▶ **DATASET CONTENT**:
########################################

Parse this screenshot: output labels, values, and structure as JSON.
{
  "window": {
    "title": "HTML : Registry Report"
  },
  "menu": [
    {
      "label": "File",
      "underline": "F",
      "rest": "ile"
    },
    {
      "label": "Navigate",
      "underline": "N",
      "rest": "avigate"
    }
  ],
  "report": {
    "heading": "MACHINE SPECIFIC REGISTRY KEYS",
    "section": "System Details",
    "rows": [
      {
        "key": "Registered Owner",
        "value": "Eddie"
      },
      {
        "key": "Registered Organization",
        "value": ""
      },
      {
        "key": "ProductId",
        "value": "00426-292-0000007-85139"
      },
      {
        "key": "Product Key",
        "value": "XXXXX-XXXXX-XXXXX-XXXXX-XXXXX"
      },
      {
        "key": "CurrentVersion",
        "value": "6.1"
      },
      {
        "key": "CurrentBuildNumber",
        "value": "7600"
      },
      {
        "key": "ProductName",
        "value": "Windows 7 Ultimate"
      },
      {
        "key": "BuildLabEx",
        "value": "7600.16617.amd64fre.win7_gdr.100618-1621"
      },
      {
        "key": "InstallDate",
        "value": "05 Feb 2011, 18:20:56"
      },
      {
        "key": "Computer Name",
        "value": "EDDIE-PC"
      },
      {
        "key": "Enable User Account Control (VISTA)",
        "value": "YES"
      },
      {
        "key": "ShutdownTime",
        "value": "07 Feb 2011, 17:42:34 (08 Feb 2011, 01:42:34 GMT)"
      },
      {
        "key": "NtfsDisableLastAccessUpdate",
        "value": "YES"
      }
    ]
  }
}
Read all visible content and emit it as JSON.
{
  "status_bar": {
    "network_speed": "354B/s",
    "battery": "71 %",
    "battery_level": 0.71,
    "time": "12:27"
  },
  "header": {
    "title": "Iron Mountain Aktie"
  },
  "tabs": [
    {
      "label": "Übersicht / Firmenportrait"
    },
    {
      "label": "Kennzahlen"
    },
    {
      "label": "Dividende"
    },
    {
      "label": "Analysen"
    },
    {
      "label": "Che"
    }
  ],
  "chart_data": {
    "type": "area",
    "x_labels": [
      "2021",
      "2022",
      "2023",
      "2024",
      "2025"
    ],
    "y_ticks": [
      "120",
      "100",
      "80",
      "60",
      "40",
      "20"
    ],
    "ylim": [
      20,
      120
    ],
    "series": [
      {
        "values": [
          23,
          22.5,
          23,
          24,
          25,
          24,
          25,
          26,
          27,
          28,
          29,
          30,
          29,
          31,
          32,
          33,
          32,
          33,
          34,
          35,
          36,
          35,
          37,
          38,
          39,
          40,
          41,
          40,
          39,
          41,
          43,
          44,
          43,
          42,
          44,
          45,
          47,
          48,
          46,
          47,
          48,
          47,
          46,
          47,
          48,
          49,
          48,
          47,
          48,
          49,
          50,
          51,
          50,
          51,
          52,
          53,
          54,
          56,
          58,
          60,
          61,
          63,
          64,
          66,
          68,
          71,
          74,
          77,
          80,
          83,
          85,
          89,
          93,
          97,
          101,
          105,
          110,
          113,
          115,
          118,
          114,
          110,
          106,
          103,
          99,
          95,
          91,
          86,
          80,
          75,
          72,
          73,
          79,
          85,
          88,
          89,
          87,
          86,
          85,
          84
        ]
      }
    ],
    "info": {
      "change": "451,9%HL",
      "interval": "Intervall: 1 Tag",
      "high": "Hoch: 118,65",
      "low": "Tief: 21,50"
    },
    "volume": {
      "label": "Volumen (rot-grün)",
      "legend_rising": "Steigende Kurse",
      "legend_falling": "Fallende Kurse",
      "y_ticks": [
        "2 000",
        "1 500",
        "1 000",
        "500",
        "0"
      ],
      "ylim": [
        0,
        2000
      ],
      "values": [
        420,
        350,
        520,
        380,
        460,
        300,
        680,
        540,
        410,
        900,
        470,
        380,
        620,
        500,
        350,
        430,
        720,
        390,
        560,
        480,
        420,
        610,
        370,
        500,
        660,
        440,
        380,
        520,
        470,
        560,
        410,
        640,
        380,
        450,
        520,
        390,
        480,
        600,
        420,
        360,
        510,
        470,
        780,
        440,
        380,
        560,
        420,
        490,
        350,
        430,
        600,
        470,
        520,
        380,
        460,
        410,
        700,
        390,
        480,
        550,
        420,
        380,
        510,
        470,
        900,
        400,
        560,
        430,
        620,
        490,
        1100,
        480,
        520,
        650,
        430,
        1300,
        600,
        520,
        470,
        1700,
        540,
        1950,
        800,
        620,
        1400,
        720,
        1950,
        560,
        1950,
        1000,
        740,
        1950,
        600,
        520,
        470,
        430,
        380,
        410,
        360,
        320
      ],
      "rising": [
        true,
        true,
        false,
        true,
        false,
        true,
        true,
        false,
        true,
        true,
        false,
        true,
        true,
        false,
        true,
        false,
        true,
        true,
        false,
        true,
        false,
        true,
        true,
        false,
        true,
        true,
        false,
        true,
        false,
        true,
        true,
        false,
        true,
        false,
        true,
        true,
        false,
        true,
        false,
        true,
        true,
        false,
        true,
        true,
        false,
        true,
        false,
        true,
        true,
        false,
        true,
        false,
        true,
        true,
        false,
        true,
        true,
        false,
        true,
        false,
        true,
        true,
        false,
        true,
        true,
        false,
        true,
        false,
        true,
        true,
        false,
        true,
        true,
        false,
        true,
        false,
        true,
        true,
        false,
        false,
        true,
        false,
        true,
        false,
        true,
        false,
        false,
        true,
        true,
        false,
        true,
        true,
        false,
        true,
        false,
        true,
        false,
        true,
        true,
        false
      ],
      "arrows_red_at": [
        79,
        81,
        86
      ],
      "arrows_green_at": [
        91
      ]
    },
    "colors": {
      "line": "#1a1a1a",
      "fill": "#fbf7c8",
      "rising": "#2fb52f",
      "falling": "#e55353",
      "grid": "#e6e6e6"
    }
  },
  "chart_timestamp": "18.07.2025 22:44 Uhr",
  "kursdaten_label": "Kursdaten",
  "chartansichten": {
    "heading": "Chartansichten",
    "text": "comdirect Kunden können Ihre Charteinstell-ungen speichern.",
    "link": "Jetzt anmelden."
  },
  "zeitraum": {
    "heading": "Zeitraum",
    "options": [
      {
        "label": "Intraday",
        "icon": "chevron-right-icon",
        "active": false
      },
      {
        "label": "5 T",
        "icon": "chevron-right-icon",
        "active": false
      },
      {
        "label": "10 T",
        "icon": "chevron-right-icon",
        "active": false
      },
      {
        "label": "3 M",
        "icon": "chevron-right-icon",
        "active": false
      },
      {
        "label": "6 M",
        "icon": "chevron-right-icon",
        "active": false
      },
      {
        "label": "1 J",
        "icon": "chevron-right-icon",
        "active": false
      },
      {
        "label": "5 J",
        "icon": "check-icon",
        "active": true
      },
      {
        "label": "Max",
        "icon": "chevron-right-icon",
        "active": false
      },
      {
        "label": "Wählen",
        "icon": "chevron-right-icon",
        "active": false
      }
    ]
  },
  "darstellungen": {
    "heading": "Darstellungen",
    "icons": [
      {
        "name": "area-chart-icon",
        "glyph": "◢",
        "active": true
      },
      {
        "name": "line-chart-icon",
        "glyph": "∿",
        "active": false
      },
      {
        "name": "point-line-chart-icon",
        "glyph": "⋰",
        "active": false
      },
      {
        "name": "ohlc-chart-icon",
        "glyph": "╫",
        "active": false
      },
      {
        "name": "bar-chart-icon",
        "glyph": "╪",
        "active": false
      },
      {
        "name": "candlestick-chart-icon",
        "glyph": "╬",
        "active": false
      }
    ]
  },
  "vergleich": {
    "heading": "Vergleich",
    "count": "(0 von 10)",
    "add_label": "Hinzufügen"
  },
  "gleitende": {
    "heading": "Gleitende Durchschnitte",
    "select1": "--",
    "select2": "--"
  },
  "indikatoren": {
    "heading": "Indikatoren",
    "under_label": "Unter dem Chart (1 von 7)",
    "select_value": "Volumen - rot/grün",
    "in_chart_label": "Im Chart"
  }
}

########################################

From the listing above, find the number of lines with the word "Volumen" in them. Answer with the number only.

2